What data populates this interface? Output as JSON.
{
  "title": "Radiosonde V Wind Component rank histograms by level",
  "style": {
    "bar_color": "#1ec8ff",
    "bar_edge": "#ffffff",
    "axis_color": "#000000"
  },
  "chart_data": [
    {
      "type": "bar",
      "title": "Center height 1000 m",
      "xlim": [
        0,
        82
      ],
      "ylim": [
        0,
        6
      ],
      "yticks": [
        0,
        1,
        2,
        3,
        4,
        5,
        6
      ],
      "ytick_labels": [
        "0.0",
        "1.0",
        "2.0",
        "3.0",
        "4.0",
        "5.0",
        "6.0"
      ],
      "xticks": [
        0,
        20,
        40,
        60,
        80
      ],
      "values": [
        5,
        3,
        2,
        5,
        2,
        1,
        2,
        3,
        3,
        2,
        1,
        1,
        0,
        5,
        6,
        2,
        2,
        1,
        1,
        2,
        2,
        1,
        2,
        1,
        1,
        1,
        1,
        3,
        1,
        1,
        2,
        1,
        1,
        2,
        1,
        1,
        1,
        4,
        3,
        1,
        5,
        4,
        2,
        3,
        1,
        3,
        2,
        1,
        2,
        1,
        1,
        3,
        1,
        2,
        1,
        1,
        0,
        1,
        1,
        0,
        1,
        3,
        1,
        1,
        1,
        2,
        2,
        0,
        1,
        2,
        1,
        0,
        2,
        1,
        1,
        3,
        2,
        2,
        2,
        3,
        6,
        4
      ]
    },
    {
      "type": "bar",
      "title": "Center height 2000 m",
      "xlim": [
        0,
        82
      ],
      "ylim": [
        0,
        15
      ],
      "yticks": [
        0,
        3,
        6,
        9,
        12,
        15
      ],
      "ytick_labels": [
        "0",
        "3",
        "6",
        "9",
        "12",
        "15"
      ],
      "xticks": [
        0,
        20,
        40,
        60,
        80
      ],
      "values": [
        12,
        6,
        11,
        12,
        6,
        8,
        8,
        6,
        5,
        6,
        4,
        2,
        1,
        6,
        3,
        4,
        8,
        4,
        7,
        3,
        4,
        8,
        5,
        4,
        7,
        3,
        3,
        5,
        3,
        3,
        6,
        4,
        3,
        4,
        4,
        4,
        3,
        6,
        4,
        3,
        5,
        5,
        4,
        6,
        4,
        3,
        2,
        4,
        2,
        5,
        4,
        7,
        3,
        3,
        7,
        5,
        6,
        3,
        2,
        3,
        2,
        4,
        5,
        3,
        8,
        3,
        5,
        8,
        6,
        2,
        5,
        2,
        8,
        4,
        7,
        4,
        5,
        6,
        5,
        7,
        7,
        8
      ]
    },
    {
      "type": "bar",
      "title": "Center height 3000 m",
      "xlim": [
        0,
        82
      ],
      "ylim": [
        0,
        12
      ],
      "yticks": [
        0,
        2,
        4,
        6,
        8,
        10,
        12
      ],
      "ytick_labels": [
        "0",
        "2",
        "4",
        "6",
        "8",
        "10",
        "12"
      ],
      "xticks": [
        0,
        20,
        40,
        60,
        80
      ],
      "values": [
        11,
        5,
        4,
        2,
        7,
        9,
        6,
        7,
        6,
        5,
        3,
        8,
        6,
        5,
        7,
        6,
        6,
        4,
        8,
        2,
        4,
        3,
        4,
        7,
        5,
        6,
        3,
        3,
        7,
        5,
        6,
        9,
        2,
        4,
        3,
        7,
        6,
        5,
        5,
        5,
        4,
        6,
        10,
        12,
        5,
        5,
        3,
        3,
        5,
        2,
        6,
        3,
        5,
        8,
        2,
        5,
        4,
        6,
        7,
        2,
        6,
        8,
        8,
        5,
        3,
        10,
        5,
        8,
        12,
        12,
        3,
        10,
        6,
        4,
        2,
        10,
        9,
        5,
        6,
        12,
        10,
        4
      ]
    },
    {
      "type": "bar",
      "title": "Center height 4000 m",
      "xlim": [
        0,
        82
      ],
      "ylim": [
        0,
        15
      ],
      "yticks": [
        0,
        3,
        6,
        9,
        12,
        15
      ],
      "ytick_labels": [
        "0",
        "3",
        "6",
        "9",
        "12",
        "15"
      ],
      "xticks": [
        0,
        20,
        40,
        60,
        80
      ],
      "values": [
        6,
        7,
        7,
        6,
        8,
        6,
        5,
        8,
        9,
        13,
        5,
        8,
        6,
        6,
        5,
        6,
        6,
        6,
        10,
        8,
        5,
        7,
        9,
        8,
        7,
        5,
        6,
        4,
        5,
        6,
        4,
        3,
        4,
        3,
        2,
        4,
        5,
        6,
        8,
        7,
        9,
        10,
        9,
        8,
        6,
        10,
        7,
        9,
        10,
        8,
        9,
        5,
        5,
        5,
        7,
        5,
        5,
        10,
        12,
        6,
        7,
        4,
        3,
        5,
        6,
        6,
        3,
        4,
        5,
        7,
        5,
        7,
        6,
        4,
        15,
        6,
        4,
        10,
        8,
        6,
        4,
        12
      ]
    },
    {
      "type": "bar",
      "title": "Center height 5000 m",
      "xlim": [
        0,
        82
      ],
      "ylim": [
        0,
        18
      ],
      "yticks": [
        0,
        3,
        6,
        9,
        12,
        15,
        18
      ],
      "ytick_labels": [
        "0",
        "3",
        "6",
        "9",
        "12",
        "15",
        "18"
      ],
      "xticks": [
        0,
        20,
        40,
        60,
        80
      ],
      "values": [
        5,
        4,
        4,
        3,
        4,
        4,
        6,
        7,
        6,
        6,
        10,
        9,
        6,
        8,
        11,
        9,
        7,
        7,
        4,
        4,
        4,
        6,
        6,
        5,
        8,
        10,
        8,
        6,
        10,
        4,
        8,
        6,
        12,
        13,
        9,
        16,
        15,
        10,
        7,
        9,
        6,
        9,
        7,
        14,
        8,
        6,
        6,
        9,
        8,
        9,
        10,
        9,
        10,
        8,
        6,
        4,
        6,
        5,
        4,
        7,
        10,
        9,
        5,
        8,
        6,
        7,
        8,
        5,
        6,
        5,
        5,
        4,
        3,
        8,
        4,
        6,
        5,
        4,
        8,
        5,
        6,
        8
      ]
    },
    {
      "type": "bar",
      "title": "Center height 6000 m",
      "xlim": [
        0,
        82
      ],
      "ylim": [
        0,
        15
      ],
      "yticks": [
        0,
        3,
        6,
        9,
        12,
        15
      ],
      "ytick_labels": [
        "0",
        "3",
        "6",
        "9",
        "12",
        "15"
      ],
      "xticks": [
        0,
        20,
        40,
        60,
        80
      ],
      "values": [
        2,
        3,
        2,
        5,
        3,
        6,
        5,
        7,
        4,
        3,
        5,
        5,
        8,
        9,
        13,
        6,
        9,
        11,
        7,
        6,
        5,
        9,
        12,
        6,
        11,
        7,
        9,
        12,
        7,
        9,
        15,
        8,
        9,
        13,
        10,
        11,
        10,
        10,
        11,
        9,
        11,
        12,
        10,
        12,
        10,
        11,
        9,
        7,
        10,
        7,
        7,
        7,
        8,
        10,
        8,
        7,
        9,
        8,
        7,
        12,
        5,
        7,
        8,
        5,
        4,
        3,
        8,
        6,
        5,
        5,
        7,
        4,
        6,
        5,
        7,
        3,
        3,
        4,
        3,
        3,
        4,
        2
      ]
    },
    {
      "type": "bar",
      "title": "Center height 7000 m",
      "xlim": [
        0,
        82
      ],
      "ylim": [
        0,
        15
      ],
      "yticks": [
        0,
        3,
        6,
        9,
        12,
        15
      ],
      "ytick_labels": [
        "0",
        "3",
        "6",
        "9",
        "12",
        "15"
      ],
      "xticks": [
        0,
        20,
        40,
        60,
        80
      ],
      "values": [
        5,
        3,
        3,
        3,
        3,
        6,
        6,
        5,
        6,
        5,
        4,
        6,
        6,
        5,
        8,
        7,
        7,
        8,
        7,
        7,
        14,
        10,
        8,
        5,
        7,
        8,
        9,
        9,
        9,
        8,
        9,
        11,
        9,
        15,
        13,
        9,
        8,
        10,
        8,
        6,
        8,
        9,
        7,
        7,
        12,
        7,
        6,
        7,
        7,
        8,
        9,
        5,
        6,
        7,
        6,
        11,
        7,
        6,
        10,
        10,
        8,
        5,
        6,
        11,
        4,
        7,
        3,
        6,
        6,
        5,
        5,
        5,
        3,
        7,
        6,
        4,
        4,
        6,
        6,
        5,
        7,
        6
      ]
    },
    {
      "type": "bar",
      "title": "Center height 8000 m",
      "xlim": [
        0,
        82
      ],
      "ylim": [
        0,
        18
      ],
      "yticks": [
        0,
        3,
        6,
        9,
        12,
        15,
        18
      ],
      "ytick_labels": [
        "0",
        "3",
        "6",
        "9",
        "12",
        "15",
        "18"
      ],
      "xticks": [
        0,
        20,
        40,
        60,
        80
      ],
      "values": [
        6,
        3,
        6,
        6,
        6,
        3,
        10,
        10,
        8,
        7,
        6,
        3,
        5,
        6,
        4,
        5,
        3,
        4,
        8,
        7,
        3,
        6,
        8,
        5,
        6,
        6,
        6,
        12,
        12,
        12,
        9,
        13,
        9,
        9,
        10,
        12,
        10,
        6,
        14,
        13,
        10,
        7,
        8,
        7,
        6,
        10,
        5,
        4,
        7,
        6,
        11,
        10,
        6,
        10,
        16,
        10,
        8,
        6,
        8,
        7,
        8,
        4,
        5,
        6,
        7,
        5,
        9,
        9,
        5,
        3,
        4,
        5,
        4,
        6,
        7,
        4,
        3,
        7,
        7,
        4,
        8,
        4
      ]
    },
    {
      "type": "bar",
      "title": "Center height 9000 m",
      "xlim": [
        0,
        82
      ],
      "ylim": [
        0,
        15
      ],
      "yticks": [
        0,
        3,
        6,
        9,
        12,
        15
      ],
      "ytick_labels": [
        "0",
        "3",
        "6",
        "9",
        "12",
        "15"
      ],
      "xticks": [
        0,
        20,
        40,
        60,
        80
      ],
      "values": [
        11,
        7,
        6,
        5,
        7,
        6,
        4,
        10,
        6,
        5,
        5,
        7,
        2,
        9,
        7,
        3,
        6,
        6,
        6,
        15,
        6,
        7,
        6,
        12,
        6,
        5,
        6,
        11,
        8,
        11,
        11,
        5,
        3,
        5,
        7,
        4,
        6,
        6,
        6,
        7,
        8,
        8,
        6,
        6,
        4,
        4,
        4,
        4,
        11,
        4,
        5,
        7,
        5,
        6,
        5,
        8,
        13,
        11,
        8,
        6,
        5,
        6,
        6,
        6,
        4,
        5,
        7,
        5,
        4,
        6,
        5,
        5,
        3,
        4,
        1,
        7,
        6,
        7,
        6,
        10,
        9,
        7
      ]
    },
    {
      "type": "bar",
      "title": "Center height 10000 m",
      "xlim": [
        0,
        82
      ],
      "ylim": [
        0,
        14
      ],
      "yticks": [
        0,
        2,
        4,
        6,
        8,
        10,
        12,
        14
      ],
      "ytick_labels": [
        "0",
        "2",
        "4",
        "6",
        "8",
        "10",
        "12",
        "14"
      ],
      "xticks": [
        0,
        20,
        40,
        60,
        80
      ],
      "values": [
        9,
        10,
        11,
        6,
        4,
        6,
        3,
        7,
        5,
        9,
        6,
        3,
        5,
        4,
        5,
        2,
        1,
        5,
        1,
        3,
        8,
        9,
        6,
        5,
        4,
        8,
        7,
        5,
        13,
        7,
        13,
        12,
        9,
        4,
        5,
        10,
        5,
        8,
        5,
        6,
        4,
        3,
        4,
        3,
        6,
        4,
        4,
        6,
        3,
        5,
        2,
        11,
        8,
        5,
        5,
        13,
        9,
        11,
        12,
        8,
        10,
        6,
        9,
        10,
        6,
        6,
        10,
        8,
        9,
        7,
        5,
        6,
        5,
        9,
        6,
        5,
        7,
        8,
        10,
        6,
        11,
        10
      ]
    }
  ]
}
########################################
Given problem - Sift through the entries and copy every line with "height".

Task response -
      "title": "Center height 1000 m",
      "title": "Center height 2000 m",
      "title": "Center height 3000 m",
      "title": "Center height 4000 m",
      "title": "Center height 5000 m",
      "title": "Center height 6000 m",
      "title": "Center height 7000 m",
      "title": "Center height 8000 m",
      "title": "Center height 9000 m",
      "title": "Center height 10000 m",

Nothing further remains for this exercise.